> **Given request**
Pick out every line of the entries below where "piping" occurs, and copy those lines.

— Start Task data —

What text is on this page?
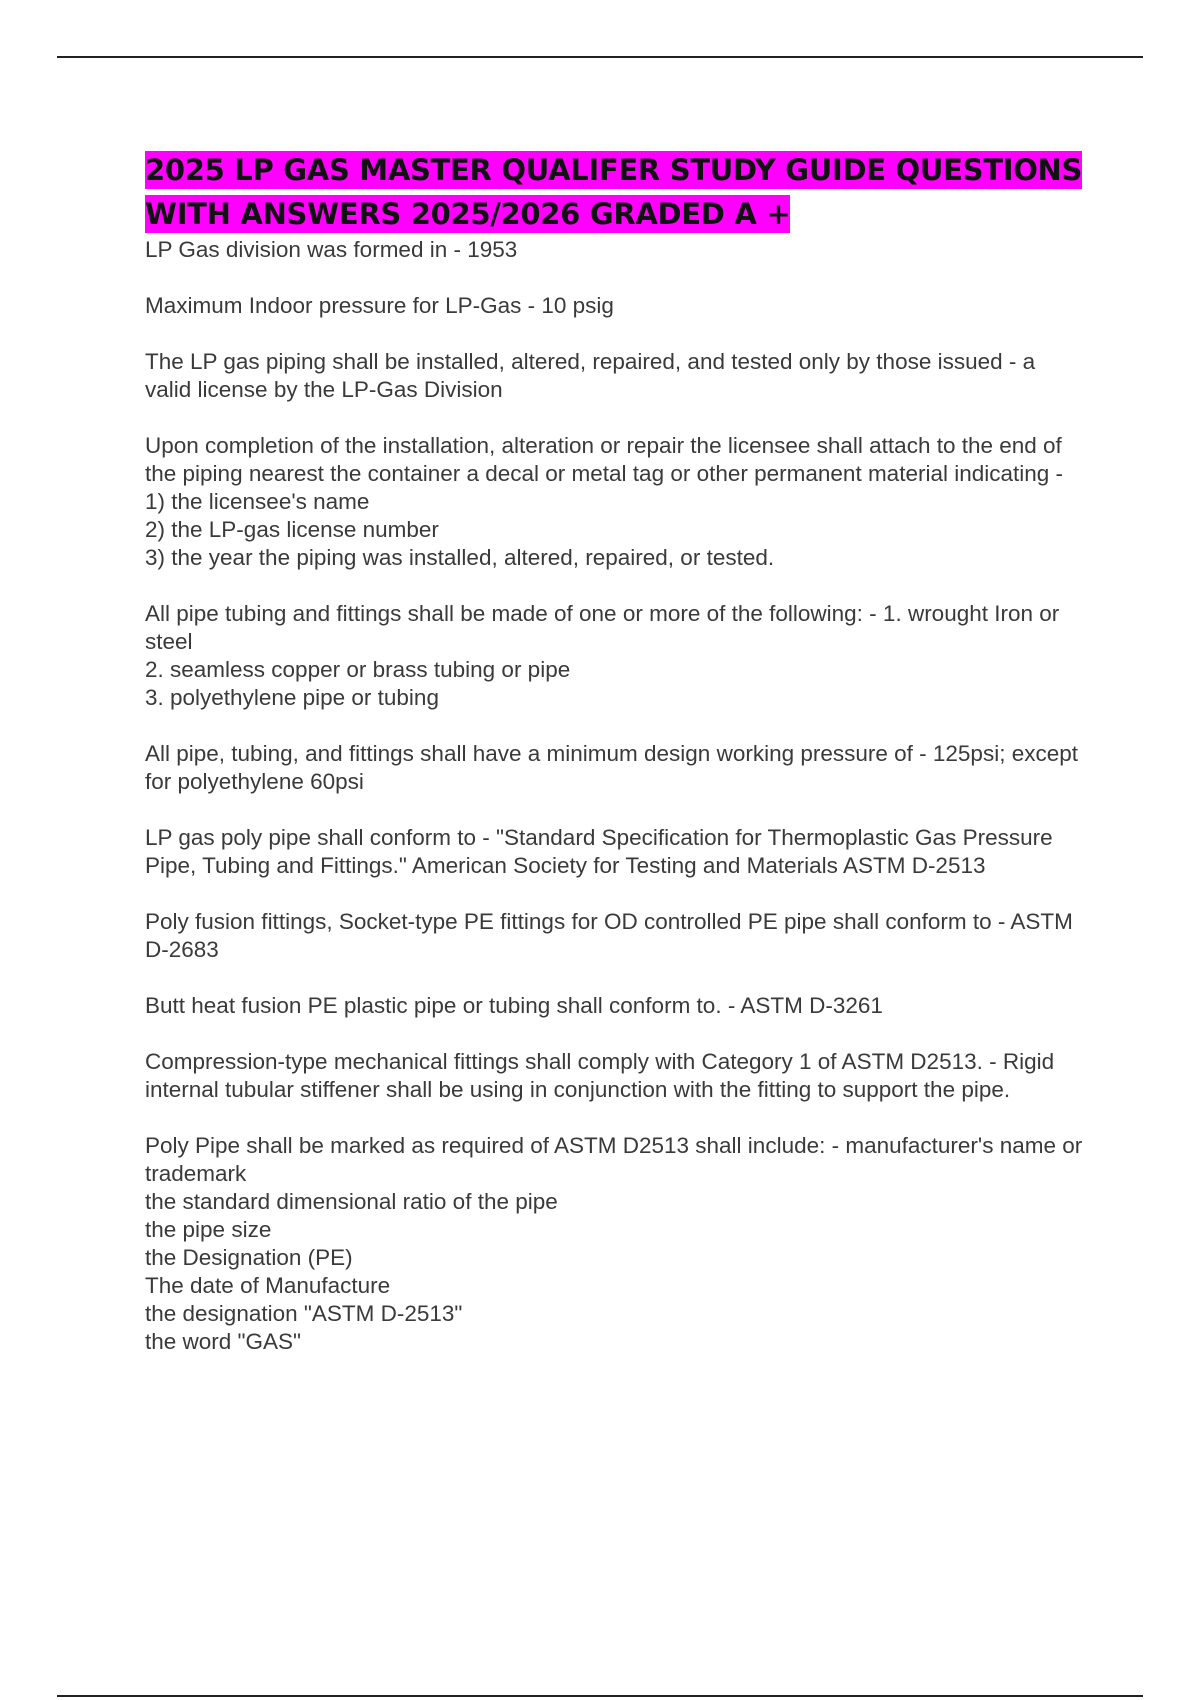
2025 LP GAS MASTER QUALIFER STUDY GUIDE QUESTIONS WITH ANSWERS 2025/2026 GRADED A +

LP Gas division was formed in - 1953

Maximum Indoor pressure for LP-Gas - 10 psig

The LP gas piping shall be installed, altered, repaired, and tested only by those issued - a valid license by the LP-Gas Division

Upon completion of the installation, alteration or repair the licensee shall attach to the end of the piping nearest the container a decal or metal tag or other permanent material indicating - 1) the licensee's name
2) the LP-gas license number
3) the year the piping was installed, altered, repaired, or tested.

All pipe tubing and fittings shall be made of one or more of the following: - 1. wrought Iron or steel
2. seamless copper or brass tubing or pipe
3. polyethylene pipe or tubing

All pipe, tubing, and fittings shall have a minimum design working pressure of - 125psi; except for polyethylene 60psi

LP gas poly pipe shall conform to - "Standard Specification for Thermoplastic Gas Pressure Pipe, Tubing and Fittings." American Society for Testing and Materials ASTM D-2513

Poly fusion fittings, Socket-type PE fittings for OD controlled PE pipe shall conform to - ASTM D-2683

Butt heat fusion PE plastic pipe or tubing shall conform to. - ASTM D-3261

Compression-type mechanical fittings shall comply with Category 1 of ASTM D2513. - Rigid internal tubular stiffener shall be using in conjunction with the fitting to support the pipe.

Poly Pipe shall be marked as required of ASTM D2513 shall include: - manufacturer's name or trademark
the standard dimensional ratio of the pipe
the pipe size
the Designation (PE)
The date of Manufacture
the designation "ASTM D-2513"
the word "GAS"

— End Task data —

> **Solution**
The LP gas piping shall be installed, altered, repaired, and tested only by those issued - a valid license by the LP-Gas Division
Upon completion of the installation, alteration or repair the licensee shall attach to the end of the piping nearest the container a decal or metal tag or other permanent material indicating - 1) the licensee's name
3) the year the piping was installed, altered, repaired, or tested.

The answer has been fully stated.